··· Given entries

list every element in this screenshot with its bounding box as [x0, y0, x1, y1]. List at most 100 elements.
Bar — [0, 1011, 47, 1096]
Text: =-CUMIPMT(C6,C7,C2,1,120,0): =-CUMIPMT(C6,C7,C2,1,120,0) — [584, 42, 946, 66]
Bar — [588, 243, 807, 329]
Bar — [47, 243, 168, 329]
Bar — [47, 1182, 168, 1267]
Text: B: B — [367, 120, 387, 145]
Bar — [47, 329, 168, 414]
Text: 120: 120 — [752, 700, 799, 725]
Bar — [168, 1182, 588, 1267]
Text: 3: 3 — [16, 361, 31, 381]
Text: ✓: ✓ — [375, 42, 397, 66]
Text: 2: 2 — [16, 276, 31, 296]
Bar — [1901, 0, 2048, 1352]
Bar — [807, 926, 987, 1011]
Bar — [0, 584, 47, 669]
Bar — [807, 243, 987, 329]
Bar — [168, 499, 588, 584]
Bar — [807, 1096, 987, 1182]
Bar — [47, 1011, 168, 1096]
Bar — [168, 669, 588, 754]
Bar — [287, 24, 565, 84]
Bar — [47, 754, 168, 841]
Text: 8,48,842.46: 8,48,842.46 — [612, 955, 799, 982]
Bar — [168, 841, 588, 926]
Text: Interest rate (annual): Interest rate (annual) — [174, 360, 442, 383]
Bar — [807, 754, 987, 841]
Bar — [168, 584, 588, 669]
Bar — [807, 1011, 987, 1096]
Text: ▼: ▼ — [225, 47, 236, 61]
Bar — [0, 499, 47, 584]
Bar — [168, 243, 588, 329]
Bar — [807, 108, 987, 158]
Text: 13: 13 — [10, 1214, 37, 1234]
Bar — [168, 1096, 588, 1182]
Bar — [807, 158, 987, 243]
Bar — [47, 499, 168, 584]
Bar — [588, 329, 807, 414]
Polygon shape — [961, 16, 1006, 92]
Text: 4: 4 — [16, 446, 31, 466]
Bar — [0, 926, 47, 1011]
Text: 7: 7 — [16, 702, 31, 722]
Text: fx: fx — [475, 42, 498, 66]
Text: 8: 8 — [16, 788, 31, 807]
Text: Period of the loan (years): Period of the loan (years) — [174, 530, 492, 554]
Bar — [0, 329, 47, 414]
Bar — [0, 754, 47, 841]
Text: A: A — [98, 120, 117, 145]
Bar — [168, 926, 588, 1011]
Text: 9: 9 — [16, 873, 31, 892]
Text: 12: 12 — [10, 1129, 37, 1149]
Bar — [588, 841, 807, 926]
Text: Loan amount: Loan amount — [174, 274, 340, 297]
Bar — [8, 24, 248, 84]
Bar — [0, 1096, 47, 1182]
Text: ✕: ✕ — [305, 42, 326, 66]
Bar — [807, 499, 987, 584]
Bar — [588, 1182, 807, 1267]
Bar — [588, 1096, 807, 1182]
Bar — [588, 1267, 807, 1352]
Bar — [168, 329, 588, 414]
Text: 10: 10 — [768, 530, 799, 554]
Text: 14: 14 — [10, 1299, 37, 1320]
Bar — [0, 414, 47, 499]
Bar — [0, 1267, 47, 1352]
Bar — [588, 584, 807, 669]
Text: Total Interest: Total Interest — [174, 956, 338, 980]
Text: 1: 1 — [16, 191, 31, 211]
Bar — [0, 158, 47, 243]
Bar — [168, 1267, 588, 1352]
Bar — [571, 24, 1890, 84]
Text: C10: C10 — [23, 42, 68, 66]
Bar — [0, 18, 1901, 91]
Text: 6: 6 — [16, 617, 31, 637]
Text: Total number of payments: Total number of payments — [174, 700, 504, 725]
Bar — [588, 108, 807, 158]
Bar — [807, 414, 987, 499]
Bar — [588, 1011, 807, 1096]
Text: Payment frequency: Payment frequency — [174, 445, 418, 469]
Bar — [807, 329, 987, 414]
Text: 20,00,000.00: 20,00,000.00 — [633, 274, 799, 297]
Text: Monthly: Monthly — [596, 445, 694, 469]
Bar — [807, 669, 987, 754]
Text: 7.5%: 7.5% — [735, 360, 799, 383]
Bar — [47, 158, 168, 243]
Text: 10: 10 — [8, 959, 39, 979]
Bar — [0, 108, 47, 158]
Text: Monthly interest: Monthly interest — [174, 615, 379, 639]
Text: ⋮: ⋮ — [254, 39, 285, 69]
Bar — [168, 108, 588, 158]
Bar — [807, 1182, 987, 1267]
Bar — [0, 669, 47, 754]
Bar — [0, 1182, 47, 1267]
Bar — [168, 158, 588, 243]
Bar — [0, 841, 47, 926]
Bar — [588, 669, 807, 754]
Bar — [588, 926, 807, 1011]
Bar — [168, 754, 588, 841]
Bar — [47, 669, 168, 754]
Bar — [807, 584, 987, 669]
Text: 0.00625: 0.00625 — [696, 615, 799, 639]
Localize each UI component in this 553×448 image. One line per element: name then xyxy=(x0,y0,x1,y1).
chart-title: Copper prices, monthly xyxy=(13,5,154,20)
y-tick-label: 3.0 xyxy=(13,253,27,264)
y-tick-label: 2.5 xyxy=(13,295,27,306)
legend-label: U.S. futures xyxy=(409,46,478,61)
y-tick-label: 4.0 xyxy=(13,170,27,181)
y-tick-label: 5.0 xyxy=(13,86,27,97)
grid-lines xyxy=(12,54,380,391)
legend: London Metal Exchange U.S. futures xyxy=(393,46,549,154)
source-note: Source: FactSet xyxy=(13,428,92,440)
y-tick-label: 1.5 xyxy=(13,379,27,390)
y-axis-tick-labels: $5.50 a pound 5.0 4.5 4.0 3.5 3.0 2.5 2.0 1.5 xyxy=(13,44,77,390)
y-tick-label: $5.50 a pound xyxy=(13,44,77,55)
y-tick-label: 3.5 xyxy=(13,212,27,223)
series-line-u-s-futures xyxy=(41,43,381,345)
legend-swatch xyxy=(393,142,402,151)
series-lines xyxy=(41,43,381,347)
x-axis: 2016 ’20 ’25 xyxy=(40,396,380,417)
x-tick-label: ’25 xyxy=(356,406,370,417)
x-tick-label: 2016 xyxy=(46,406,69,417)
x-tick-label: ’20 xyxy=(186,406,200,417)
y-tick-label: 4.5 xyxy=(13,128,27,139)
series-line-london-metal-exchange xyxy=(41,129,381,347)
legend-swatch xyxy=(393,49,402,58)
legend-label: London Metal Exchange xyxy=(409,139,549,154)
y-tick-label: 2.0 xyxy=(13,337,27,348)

······

### Your task
Show every line of the records above that contains the string "lines", matching case exactly.

### Expected answer
grid-lines xyxy=(12,54,380,391)
series-lines xyxy=(41,43,381,347)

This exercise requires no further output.